◆ Exercise task
Copy out everything from the start of the entries down to the line that contains "post-card: Patriotmom ·", including that line, character for character.

◆ Raw records
● ● ● ● ●

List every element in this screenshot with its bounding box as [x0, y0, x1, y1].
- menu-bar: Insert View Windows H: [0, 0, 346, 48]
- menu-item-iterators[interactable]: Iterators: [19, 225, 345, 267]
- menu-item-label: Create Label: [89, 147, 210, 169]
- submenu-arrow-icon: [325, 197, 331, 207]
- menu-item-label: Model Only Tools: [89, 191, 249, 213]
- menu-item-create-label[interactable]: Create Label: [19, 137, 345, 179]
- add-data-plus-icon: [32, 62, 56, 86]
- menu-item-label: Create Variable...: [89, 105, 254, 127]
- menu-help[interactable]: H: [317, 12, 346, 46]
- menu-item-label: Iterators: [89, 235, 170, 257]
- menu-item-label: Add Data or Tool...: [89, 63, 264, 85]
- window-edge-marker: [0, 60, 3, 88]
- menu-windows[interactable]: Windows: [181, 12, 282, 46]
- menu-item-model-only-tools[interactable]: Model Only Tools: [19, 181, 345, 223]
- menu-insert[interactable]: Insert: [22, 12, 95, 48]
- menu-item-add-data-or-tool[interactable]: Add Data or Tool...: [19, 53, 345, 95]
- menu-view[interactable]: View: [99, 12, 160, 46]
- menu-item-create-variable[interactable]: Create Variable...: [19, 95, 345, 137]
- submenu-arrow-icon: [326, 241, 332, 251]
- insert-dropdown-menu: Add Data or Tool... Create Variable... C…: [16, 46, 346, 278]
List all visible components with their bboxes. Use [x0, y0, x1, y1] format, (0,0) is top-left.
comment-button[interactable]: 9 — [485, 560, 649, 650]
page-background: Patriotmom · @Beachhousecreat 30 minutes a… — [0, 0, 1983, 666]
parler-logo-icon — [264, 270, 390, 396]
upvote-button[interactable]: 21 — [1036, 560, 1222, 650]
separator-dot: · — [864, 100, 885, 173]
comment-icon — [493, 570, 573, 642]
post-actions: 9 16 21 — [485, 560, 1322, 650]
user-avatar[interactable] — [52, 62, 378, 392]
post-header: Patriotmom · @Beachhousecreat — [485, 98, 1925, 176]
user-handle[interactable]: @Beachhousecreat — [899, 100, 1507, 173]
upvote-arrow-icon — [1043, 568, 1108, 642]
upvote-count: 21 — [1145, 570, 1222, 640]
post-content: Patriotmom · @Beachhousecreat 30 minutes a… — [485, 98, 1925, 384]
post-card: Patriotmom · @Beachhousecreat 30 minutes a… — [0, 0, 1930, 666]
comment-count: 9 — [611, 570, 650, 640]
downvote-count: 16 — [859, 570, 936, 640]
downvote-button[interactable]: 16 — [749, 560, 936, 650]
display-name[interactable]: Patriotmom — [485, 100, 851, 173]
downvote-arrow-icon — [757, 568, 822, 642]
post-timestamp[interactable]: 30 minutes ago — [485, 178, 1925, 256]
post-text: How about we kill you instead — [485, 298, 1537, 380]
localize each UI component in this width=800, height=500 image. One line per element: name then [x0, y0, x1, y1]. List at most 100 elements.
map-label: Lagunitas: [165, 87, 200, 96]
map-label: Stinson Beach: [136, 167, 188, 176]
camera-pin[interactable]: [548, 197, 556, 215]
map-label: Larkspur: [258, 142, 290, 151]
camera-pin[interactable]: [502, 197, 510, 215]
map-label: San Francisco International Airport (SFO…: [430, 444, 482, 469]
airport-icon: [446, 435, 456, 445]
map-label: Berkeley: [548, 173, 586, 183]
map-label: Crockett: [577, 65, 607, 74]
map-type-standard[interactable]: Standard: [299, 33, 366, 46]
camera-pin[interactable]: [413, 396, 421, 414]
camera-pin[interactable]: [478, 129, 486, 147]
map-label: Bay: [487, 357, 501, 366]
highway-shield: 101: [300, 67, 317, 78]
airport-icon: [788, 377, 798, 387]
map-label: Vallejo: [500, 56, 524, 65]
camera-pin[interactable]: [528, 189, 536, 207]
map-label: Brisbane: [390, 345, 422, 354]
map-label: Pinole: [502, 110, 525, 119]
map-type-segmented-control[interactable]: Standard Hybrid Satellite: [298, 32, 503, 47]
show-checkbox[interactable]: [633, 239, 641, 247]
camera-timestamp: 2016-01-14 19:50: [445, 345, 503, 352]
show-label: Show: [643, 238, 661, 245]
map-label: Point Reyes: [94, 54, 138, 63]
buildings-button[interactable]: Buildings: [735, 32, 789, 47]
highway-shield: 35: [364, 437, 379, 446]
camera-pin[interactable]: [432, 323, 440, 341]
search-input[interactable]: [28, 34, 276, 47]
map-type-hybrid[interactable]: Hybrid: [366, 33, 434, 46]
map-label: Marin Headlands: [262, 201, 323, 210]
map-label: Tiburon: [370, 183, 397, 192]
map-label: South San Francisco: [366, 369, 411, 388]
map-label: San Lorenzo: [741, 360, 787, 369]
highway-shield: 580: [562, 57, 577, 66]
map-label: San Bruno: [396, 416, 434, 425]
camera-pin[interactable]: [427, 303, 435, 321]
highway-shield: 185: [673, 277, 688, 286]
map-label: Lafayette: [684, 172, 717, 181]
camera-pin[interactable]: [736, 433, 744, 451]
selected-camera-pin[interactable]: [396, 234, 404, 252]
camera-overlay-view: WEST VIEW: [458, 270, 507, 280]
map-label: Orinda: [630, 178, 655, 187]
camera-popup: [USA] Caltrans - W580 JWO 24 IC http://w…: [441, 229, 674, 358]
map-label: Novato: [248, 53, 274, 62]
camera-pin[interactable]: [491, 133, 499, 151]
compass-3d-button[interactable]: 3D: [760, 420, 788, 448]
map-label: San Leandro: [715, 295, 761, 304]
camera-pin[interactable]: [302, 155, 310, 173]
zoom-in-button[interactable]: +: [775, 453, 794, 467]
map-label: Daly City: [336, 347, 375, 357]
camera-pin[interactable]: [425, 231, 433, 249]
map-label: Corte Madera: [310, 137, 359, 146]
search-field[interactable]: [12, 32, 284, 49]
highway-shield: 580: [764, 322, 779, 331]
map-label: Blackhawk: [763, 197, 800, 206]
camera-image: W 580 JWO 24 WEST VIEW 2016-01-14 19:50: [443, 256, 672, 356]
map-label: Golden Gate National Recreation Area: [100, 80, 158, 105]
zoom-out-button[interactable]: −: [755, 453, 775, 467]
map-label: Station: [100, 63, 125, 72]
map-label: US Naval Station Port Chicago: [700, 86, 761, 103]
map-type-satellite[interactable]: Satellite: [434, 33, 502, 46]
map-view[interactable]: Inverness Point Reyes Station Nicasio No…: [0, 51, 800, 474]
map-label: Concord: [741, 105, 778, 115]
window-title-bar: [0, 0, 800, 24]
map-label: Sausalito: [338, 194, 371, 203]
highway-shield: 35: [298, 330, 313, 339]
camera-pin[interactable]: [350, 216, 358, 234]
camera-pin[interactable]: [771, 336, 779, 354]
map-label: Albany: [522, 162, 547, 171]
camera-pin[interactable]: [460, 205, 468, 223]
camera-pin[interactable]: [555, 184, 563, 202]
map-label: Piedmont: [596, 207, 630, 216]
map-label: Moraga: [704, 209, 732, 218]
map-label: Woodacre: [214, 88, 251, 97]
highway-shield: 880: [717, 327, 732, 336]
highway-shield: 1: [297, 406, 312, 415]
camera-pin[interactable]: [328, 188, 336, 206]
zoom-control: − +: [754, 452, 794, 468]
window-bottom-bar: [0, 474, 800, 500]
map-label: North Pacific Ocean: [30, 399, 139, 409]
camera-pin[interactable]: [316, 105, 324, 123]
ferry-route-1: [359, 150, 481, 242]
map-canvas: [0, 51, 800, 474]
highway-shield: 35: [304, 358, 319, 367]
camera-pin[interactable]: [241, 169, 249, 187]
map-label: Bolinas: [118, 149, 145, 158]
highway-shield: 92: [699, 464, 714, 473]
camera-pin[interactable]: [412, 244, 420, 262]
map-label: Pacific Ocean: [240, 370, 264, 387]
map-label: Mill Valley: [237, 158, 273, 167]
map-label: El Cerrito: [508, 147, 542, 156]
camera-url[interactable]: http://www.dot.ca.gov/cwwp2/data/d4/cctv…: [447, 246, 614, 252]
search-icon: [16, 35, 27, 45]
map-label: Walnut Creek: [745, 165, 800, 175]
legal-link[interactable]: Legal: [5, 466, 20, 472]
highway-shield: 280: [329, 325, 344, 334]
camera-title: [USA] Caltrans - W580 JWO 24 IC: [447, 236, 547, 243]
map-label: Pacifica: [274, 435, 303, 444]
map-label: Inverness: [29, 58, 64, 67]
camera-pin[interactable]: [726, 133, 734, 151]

● ● ● ● ●

◆ Written reply
List every element in this screenshot with its bounding box as [x0, y0, x1, y1].
- menu-bar: Insert View Windows H: [0, 0, 346, 48]
- menu-item-iterators[interactable]: Iterators: [19, 225, 345, 267]
- menu-item-label: Create Label: [89, 147, 210, 169]
- submenu-arrow-icon: [325, 197, 331, 207]
- menu-item-label: Model Only Tools: [89, 191, 249, 213]
- menu-item-create-label[interactable]: Create Label: [19, 137, 345, 179]
- add-data-plus-icon: [32, 62, 56, 86]
- menu-item-label: Create Variable...: [89, 105, 254, 127]
- menu-help[interactable]: H: [317, 12, 346, 46]
- menu-item-label: Iterators: [89, 235, 170, 257]
- menu-item-label: Add Data or Tool...: [89, 63, 264, 85]
- window-edge-marker: [0, 60, 3, 88]
- menu-windows[interactable]: Windows: [181, 12, 282, 46]
- menu-item-model-only-tools[interactable]: Model Only Tools: [19, 181, 345, 223]
- menu-insert[interactable]: Insert: [22, 12, 95, 48]
- menu-item-add-data-or-tool[interactable]: Add Data or Tool...: [19, 53, 345, 95]
- menu-view[interactable]: View: [99, 12, 160, 46]
- menu-item-create-variable[interactable]: Create Variable...: [19, 95, 345, 137]
- submenu-arrow-icon: [326, 241, 332, 251]
- insert-dropdown-menu: Add Data or Tool... Create Variable... C…: [16, 46, 346, 278]
List all visible components with their bboxes. Use [x0, y0, x1, y1] format, (0,0) is top-left.
comment-button[interactable]: 9 — [485, 560, 649, 650]
page-background: Patriotmom · @Beachhousecreat 30 minutes a… — [0, 0, 1983, 666]
parler-logo-icon — [264, 270, 390, 396]
upvote-button[interactable]: 21 — [1036, 560, 1222, 650]
separator-dot: · — [864, 100, 885, 173]
comment-icon — [493, 570, 573, 642]
post-actions: 9 16 21 — [485, 560, 1322, 650]
user-avatar[interactable] — [52, 62, 378, 392]
post-header: Patriotmom · @Beachhousecreat — [485, 98, 1925, 176]
user-handle[interactable]: @Beachhousecreat — [899, 100, 1507, 173]
upvote-arrow-icon — [1043, 568, 1108, 642]
upvote-count: 21 — [1145, 570, 1222, 640]
post-content: Patriotmom · @Beachhousecreat 30 minutes a… — [485, 98, 1925, 384]
post-card: Patriotmom · @Beachhousecreat 30 minutes a… — [0, 0, 1930, 666]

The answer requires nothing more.